Select every line below containing the word "الصادر".

Start

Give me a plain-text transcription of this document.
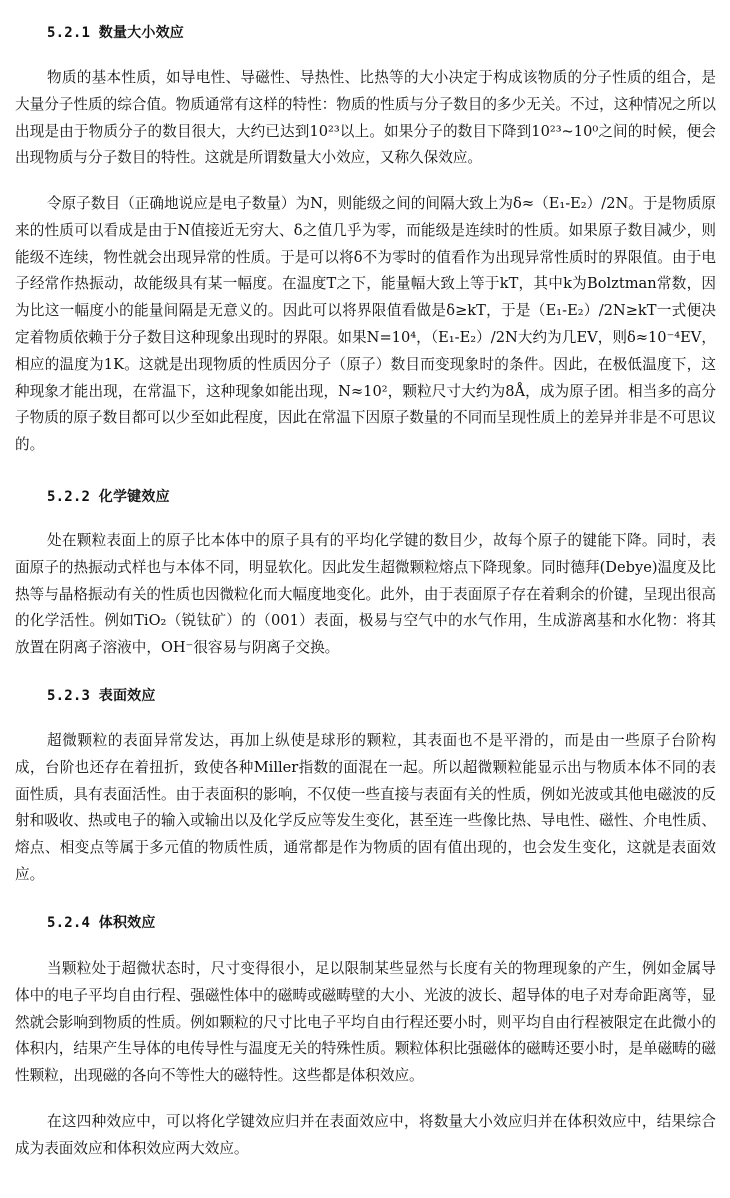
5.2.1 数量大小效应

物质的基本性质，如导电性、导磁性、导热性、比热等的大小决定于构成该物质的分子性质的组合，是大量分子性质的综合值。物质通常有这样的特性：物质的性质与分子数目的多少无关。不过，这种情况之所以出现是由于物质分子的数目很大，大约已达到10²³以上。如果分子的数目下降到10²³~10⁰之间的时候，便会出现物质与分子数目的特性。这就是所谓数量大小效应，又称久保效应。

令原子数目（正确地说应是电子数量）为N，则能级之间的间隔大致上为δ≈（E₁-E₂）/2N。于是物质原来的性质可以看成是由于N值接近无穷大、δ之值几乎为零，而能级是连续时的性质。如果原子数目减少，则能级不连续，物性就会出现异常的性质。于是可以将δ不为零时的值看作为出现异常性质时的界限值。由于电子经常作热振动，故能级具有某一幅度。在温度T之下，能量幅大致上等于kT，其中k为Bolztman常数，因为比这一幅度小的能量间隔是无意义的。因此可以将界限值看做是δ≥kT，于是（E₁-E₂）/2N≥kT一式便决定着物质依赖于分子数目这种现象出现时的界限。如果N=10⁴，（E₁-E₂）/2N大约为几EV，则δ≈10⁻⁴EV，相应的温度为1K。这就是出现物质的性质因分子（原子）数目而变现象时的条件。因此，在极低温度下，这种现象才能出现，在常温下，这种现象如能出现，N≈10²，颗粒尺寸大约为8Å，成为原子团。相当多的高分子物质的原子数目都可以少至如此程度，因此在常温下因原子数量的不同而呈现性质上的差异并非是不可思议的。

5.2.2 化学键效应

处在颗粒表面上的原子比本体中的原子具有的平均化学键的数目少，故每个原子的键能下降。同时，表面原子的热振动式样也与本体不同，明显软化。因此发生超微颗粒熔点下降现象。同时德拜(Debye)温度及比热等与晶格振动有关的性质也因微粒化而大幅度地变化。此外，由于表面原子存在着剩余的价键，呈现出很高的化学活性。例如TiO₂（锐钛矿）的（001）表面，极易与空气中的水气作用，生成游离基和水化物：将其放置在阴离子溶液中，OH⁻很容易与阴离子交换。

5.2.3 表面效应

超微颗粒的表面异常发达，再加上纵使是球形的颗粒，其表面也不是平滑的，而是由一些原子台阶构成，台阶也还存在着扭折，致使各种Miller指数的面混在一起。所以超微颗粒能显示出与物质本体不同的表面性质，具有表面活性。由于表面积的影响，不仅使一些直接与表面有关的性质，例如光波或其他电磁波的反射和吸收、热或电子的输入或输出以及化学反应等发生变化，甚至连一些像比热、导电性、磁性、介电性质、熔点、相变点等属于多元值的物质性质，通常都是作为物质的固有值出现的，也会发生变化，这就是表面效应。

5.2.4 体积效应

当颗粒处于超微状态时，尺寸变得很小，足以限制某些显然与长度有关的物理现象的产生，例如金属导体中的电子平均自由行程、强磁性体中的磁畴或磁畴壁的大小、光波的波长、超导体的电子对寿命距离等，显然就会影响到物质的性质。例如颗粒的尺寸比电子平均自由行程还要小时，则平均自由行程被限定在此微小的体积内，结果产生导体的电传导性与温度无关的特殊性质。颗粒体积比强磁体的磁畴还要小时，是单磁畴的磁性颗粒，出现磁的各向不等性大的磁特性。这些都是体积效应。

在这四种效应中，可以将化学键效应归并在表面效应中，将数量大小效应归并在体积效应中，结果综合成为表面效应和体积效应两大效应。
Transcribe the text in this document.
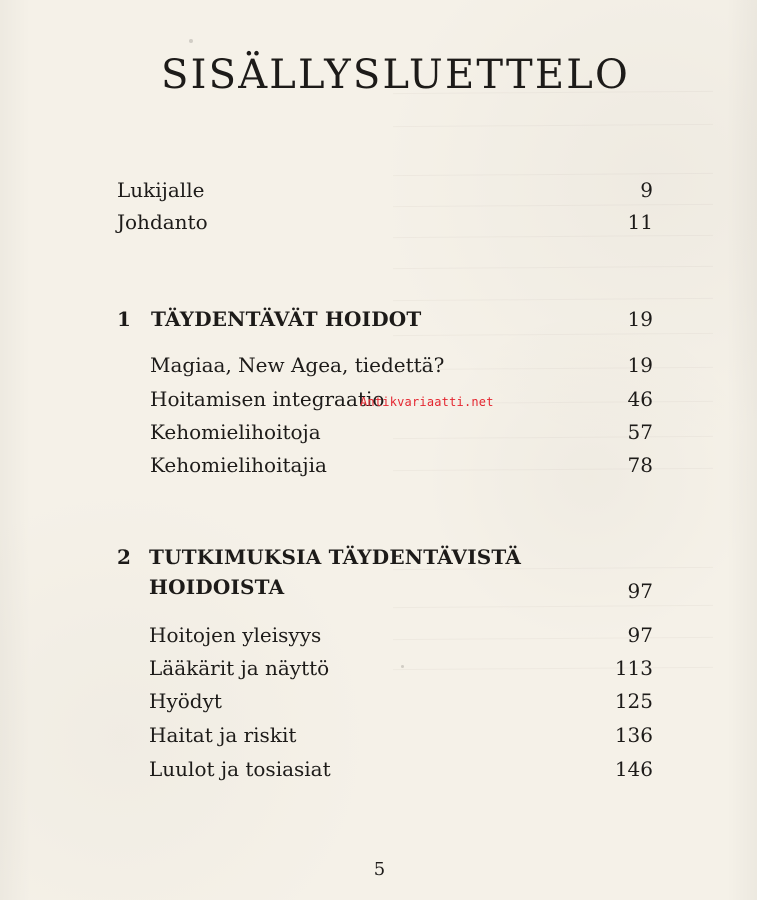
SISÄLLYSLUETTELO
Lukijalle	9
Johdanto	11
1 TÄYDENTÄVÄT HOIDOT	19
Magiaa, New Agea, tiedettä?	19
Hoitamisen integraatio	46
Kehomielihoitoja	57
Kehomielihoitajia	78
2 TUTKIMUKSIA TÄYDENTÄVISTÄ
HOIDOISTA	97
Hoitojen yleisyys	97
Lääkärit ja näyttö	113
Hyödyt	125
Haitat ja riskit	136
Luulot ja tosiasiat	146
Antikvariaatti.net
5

End
Start

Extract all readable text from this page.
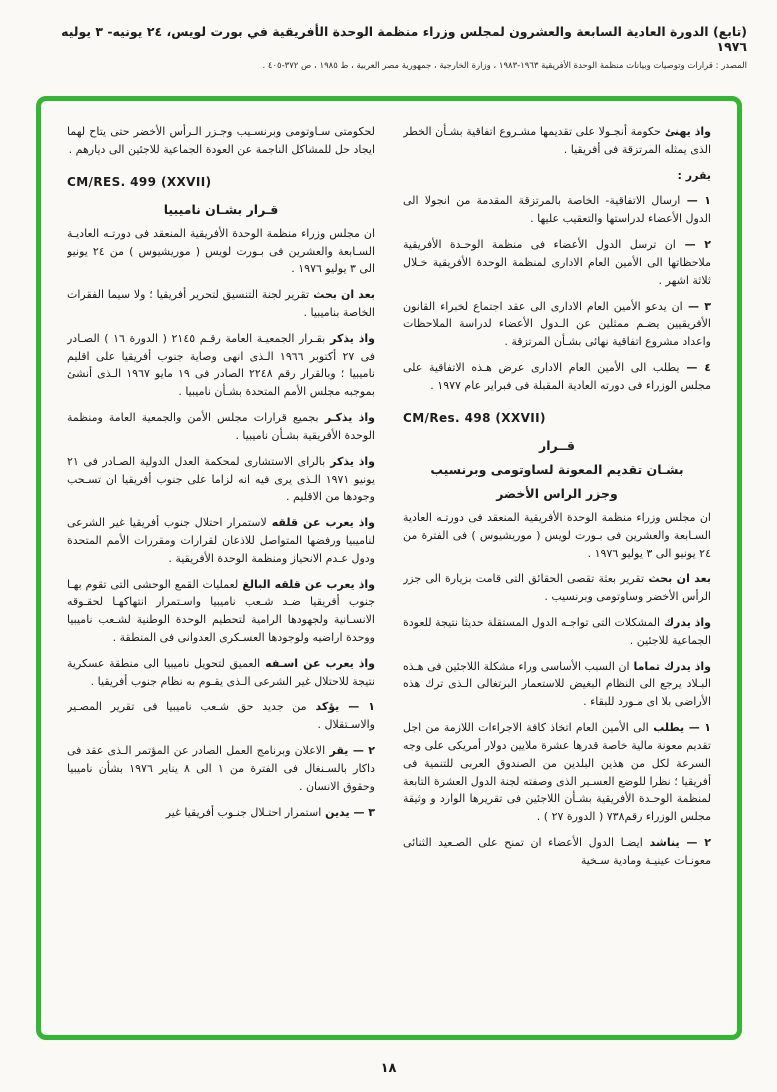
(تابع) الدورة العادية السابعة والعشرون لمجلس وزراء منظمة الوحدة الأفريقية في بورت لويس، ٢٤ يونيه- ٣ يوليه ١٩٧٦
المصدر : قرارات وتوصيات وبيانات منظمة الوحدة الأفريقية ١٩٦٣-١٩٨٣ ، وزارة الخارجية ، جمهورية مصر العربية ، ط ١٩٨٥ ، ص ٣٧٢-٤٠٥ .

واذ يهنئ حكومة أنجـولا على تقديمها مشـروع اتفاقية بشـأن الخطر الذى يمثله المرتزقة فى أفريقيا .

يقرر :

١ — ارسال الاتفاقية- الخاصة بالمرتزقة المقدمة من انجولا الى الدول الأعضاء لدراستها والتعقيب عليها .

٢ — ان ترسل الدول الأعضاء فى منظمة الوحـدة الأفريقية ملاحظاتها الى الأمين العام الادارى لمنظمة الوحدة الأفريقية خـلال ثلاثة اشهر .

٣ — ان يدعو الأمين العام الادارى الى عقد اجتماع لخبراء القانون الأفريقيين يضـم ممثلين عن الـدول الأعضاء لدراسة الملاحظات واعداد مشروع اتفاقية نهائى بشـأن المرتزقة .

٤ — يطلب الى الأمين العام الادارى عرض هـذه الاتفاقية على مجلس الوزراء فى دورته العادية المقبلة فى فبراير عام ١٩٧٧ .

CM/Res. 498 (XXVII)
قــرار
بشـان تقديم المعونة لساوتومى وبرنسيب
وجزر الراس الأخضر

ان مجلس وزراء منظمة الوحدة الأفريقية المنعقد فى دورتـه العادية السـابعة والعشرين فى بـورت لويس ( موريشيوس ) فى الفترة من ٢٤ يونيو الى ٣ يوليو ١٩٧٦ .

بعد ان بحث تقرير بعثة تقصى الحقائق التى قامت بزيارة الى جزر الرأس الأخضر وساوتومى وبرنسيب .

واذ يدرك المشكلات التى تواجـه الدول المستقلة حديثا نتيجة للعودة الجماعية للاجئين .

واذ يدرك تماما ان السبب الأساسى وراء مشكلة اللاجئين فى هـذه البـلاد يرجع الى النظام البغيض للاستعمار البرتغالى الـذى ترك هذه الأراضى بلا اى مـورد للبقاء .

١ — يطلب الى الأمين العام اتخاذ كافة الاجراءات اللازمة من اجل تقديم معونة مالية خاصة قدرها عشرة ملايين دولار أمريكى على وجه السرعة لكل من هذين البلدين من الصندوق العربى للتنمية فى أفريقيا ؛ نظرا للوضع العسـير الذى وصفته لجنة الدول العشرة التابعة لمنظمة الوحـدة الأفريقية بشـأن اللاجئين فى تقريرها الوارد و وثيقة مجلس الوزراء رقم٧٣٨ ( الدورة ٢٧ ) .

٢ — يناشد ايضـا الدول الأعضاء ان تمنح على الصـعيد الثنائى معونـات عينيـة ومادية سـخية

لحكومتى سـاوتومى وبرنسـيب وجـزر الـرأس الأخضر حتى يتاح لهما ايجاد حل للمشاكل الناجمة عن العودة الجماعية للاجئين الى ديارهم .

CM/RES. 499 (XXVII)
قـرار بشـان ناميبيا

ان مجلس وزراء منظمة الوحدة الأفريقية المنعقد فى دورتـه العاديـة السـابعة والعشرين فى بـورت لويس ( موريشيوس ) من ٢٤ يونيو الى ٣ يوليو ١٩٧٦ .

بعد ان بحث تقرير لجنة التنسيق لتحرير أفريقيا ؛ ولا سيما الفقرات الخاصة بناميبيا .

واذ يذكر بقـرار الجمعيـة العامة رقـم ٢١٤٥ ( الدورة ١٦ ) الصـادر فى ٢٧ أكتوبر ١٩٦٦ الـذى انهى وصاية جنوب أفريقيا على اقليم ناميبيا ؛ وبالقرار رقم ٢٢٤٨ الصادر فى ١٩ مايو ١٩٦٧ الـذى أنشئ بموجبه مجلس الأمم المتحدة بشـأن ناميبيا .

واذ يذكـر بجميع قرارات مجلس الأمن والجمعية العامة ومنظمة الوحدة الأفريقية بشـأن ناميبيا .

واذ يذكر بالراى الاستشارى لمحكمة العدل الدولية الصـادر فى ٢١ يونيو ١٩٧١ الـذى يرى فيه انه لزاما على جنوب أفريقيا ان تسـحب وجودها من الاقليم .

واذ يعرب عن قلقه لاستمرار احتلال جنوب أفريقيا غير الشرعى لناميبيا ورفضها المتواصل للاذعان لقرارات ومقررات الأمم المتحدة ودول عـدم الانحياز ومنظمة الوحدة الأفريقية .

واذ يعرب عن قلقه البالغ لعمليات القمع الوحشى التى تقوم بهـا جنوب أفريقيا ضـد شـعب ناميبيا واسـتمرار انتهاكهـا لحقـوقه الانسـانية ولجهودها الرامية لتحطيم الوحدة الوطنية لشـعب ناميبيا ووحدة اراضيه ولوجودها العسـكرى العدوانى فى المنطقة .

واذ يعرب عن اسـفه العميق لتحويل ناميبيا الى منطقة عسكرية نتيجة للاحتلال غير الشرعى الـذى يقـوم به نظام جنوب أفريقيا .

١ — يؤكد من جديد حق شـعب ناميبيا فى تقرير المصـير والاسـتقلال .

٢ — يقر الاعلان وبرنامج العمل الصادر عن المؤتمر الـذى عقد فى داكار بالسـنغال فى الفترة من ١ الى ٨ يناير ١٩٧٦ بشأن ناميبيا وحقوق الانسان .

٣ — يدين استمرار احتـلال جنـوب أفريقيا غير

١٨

End

## IN RESPONSE:
واذ يذكر بقـرار الجمعيـة العامة رقـم ٢١٤٥ ( الدورة ١٦ ) الصـادر فى ٢٧ أكتوبر ١٩٦٦ الـذى انهى وصاية جنوب أفريقيا على اقليم ناميبيا ؛ وبالقرار رقم ٢٢٤٨ الصادر فى ١٩ مايو ١٩٦٧ الـذى أنشئ بموجبه مجلس الأمم المتحدة بشـأن ناميبيا .
٢ — يقر الاعلان وبرنامج العمل الصادر عن المؤتمر الـذى عقد فى داكار بالسـنغال فى الفترة من ١ الى ٨ يناير ١٩٧٦ بشأن ناميبيا وحقوق الانسان .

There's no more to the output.